• Task brief
Reproduce the records below exactly, leaving out any pictures.
── Input rows ──
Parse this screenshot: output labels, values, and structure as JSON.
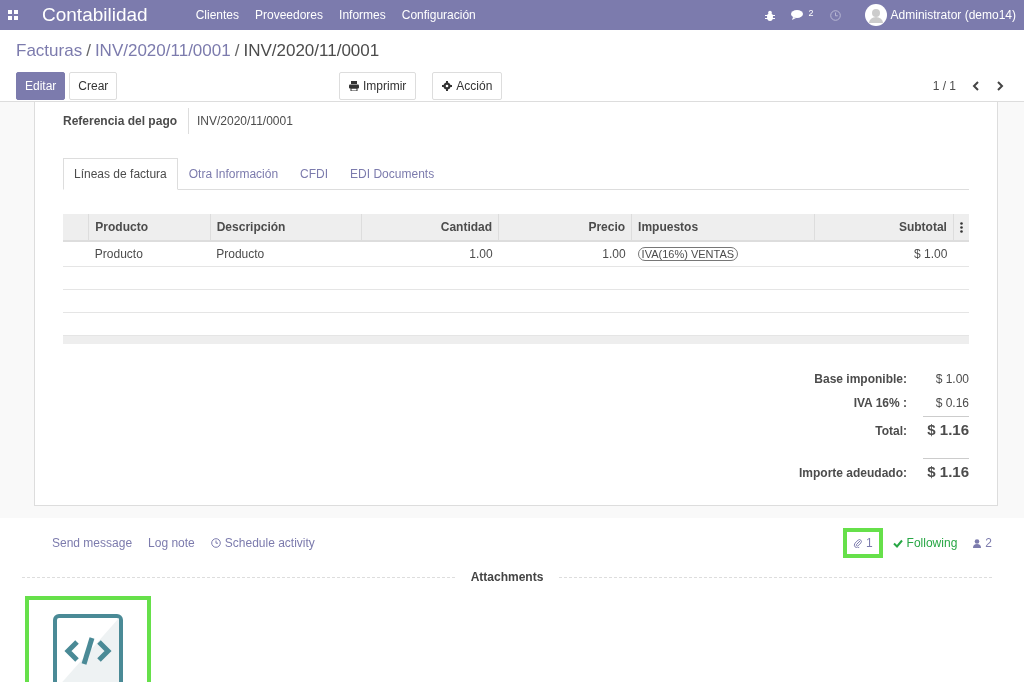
{
  "navbar": {
    "app_title": "Contabilidad",
    "menu": [
      "Clientes",
      "Proveedores",
      "Informes",
      "Configuración"
    ],
    "messages_count": "2",
    "user": "Administrator (demo14)"
  },
  "breadcrumb_separator": "/",
  "breadcrumbs": [
    {
      "label": "Facturas",
      "active": false
    },
    {
      "label": "INV/2020/11/0001",
      "active": false
    },
    {
      "label": "INV/2020/11/0001",
      "active": true
    }
  ],
  "main_buttons": [
    {
      "label": "Editar",
      "kind": "primary"
    },
    {
      "label": "Crear",
      "kind": "secondary"
    }
  ],
  "action_buttons": [
    {
      "label": "Imprimir",
      "kind": "print"
    },
    {
      "label": "Acción",
      "kind": "gear"
    }
  ],
  "pager": "1 / 1",
  "field": {
    "label": "Referencia del pago",
    "value": "INV/2020/11/0001"
  },
  "tabs": [
    {
      "label": "Líneas de factura",
      "selected": true
    },
    {
      "label": "Otra Información",
      "selected": false
    },
    {
      "label": "CFDI",
      "selected": false
    },
    {
      "label": "EDI Documents",
      "selected": false
    }
  ],
  "table": {
    "columns": [
      "Producto",
      "Descripción",
      "Cantidad",
      "Precio",
      "Impuestos",
      "Subtotal"
    ],
    "rows": [
      {
        "product": "Producto",
        "description": "Producto",
        "quantity": "1.00",
        "price": "1.00",
        "taxes": [
          "IVA(16%) VENTAS"
        ],
        "subtotal": "$ 1.00"
      }
    ]
  },
  "totals": [
    {
      "label": "Base imponible:",
      "value": "$ 1.00",
      "kind": "line"
    },
    {
      "label": "IVA 16% :",
      "value": "$ 0.16",
      "kind": "line"
    },
    {
      "label": "Total:",
      "value": "$ 1.16",
      "kind": "grand"
    },
    {
      "label": "Importe adeudado:",
      "value": "$ 1.16",
      "kind": "grand"
    }
  ],
  "chatter": {
    "actions": [
      {
        "label": "Send message",
        "kind": "text"
      },
      {
        "label": "Log note",
        "kind": "text"
      },
      {
        "label": "Schedule activity",
        "kind": "clock"
      }
    ],
    "attachment_count": {
      "label": "1",
      "highlighted": true
    },
    "follow": "Following",
    "followers": "2",
    "divider": "Attachments",
    "attachments": [
      {
        "kind": "code",
        "highlighted": true
      }
    ]
  }
}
───
• Task answer
Parse this screenshot: output labels, values, and structure as JSON.
{
  "navbar": {
    "app_title": "Contabilidad",
    "menu": [
      "Clientes",
      "Proveedores",
      "Informes",
      "Configuración"
    ],
    "messages_count": "2",
    "user": "Administrator (demo14)"
  },
  "breadcrumb_separator": "/",
  "breadcrumbs": [
    {
      "label": "Facturas",
      "active": false
    },
    {
      "label": "INV/2020/11/0001",
      "active": false
    },
    {
      "label": "INV/2020/11/0001",
      "active": true
    }
  ],
  "main_buttons": [
    {
      "label": "Editar",
      "kind": "primary"
    },
    {
      "label": "Crear",
      "kind": "secondary"
    }
  ],
  "action_buttons": [
    {
      "label": "Imprimir",
      "kind": "print"
    },
    {
      "label": "Acción",
      "kind": "gear"
    }
  ],
  "pager": "1 / 1",
  "field": {
    "label": "Referencia del pago",
    "value": "INV/2020/11/0001"
  },
  "tabs": [
    {
      "label": "Líneas de factura",
      "selected": true
    },
    {
      "label": "Otra Información",
      "selected": false
    },
    {
      "label": "CFDI",
      "selected": false
    },
    {
      "label": "EDI Documents",
      "selected": false
    }
  ],
  "table": {
    "columns": [
      "Producto",
      "Descripción",
      "Cantidad",
      "Precio",
      "Impuestos",
      "Subtotal"
    ],
    "rows": [
      {
        "product": "Producto",
        "description": "Producto",
        "quantity": "1.00",
        "price": "1.00",
        "taxes": [
          "IVA(16%) VENTAS"
        ],
        "subtotal": "$ 1.00"
      }
    ]
  },
  "totals": [
    {
      "label": "Base imponible:",
      "value": "$ 1.00",
      "kind": "line"
    },
    {
      "label": "IVA 16% :",
      "value": "$ 0.16",
      "kind": "line"
    },
    {
      "label": "Total:",
      "value": "$ 1.16",
      "kind": "grand"
    },
    {
      "label": "Importe adeudado:",
      "value": "$ 1.16",
      "kind": "grand"
    }
  ],
  "chatter": {
    "actions": [
      {
        "label": "Send message",
        "kind": "text"
      },
      {
        "label": "Log note",
        "kind": "text"
      },
      {
        "label": "Schedule activity",
        "kind": "clock"
      }
    ],
    "attachment_count": {
      "label": "1",
      "highlighted": true
    },
    "follow": "Following",
    "followers": "2",
    "divider": "Attachments",
    "attachments": [
      {
        "kind": "code",
        "highlighted": true
      }
    ]
  }
}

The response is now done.